AIM:
From the entries below, gather each line containing the word "screenshot".

— Start DATA SUPPLIED —

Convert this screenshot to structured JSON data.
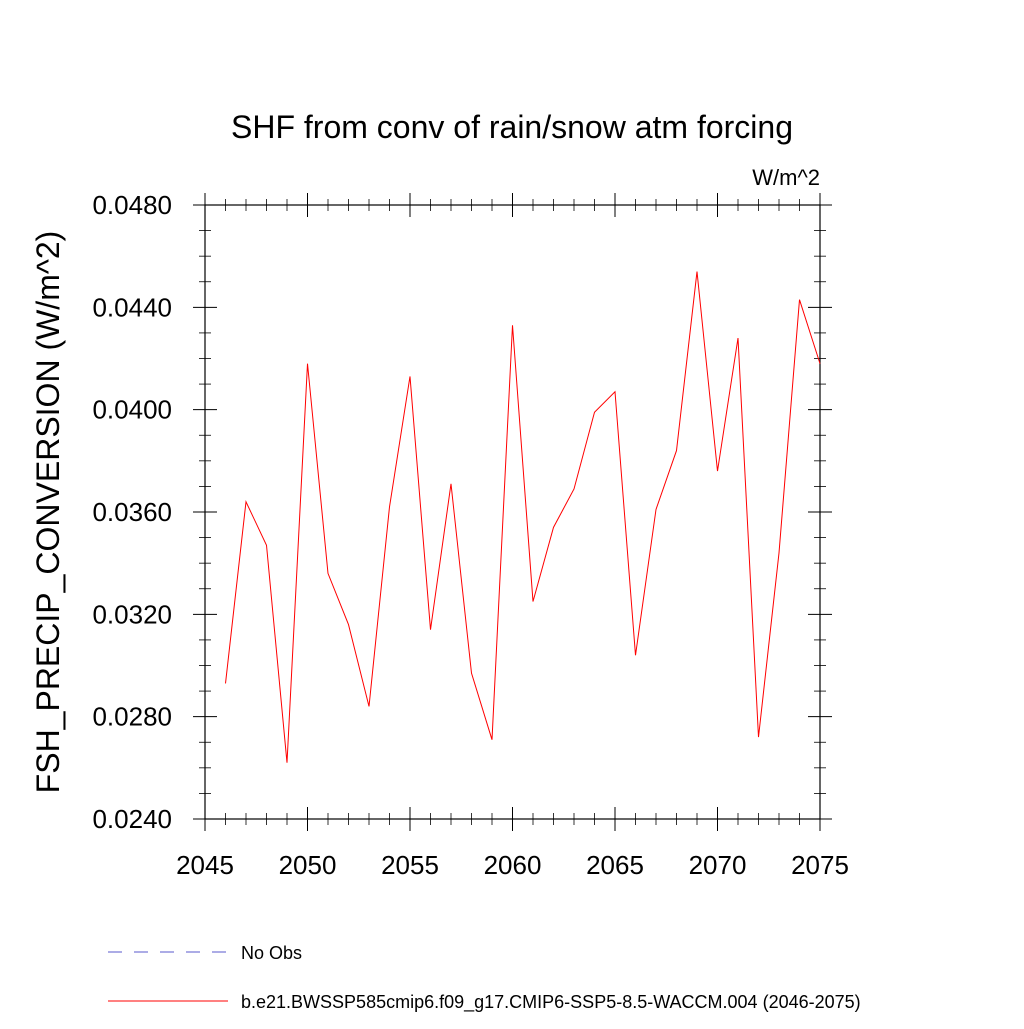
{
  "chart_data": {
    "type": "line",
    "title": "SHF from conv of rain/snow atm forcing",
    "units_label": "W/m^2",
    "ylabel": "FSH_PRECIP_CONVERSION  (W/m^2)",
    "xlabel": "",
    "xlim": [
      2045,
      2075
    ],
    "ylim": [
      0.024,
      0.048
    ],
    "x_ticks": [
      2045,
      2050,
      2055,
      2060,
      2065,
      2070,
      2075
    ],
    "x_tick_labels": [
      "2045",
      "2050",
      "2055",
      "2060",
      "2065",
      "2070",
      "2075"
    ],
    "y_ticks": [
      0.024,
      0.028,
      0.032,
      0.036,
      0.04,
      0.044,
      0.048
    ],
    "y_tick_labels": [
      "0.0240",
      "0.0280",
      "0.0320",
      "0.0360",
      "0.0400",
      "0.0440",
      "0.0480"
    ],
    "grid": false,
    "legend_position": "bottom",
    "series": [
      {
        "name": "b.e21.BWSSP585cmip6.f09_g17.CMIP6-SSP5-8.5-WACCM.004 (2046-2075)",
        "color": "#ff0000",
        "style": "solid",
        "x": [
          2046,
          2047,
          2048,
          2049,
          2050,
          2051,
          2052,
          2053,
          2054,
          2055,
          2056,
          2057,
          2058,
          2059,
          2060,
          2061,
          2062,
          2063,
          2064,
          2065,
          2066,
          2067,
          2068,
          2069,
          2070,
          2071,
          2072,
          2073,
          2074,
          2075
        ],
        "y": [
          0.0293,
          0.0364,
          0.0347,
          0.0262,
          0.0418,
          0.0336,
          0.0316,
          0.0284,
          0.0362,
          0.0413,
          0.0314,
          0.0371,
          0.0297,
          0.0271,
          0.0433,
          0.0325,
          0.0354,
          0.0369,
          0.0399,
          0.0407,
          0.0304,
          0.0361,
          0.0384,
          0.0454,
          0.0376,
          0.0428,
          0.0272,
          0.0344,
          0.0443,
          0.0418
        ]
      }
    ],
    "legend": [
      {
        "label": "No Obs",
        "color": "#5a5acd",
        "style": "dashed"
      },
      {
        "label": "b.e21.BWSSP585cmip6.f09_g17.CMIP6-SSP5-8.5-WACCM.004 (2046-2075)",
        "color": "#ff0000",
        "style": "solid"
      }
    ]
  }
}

— End DATA SUPPLIED —
— Start DATA SUPPLIED —

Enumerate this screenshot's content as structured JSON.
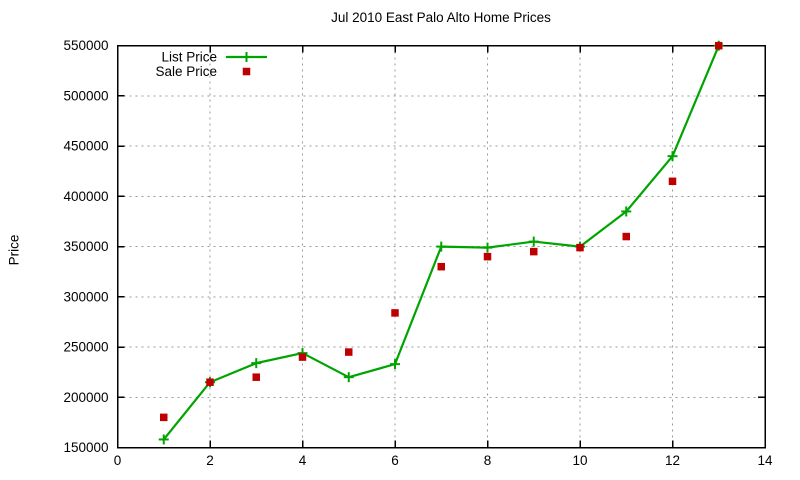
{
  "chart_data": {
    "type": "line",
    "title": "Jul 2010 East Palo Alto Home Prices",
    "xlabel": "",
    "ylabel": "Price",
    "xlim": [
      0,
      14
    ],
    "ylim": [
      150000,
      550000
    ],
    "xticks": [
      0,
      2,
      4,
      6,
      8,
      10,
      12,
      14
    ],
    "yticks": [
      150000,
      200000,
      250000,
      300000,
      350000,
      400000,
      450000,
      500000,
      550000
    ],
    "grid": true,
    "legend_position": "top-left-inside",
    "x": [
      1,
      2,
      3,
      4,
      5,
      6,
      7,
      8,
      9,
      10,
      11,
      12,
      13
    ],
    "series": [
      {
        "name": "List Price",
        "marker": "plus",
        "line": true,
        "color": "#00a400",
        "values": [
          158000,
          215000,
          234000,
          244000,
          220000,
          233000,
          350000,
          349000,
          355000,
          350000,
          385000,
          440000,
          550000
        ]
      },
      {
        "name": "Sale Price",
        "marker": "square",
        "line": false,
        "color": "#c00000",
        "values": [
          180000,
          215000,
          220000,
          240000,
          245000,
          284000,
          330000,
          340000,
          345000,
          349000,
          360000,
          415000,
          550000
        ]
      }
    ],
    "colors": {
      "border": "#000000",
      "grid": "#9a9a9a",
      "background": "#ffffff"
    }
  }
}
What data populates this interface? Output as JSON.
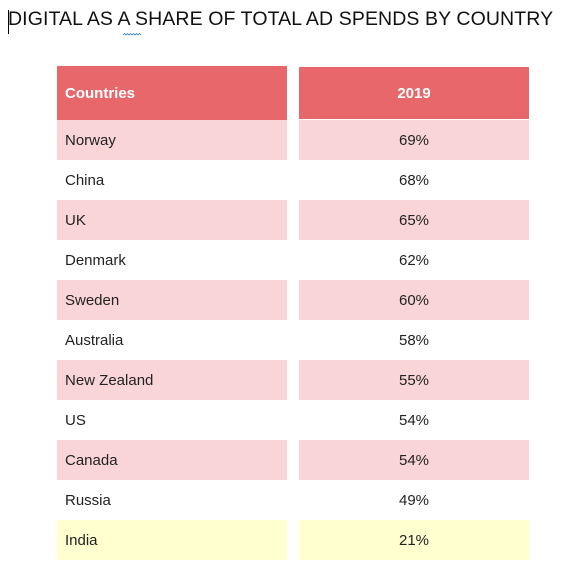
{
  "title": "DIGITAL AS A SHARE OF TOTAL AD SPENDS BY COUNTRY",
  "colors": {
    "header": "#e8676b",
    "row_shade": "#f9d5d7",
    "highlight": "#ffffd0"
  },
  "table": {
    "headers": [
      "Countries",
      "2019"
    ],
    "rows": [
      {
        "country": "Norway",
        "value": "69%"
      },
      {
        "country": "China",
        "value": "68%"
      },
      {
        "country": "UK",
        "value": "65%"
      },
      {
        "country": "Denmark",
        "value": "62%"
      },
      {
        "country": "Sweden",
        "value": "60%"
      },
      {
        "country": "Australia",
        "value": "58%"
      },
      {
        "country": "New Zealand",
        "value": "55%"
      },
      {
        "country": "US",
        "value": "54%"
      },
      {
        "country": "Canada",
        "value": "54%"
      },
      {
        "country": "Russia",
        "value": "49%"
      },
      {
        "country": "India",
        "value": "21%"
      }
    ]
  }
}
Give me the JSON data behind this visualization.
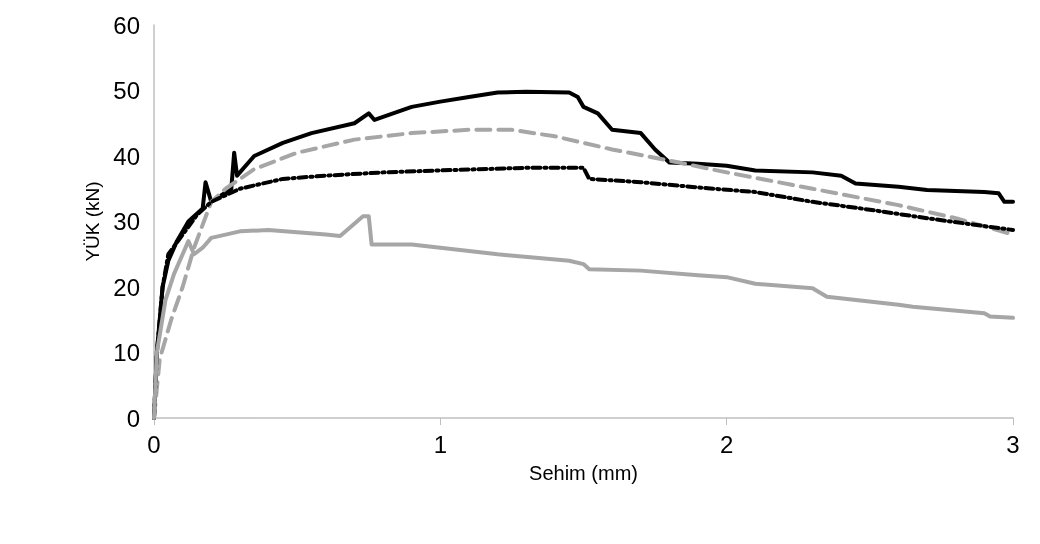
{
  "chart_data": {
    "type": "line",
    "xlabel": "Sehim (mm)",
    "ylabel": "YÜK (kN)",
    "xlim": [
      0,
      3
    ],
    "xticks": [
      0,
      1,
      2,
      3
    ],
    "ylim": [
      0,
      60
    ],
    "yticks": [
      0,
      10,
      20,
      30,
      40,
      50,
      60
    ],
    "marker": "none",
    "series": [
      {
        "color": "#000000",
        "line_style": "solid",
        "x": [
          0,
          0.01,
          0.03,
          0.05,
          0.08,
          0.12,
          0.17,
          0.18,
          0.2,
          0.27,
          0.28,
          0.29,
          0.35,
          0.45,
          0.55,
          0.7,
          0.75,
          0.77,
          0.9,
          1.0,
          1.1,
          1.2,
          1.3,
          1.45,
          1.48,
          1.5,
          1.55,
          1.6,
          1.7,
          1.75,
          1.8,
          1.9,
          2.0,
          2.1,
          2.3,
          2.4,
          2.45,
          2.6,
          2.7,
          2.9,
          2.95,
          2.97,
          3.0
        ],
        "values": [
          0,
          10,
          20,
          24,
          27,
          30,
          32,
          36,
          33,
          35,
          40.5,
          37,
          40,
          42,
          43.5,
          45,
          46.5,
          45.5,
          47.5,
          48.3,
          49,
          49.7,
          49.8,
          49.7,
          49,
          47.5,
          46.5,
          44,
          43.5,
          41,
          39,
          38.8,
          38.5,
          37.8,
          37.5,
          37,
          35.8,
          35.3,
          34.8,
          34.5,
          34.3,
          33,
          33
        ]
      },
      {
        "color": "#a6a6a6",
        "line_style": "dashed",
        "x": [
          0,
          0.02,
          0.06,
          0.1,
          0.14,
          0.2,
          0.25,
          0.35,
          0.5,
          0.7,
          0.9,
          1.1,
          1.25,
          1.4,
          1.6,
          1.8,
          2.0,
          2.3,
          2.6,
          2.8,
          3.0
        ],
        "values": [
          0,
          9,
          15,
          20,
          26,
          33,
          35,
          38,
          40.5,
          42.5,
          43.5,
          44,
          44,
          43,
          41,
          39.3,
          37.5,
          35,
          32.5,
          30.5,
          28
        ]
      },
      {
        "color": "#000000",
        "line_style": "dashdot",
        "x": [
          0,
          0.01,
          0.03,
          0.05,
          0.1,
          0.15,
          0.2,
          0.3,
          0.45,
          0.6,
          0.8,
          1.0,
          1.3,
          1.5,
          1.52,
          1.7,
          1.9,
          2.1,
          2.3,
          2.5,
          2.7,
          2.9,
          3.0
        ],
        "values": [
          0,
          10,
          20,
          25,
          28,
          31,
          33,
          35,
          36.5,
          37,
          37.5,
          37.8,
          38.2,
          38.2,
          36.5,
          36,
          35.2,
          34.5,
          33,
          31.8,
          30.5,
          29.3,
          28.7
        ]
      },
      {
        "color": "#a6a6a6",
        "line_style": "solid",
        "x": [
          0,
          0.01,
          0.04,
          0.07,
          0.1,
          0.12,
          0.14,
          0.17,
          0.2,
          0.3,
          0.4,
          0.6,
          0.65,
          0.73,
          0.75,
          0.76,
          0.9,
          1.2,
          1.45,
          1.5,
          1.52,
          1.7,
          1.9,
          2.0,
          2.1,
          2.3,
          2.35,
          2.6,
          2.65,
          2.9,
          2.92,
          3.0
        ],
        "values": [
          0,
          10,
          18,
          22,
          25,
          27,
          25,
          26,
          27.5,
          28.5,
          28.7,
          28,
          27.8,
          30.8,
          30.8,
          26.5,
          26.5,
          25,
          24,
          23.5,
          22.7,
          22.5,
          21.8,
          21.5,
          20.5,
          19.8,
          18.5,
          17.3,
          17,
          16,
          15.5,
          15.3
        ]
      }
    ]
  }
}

— End DATA SUPPLIED —

FINISHED TASK:
Convert this screenshot to structured JSON data.
Enumerate this screenshot's content as structured JSON.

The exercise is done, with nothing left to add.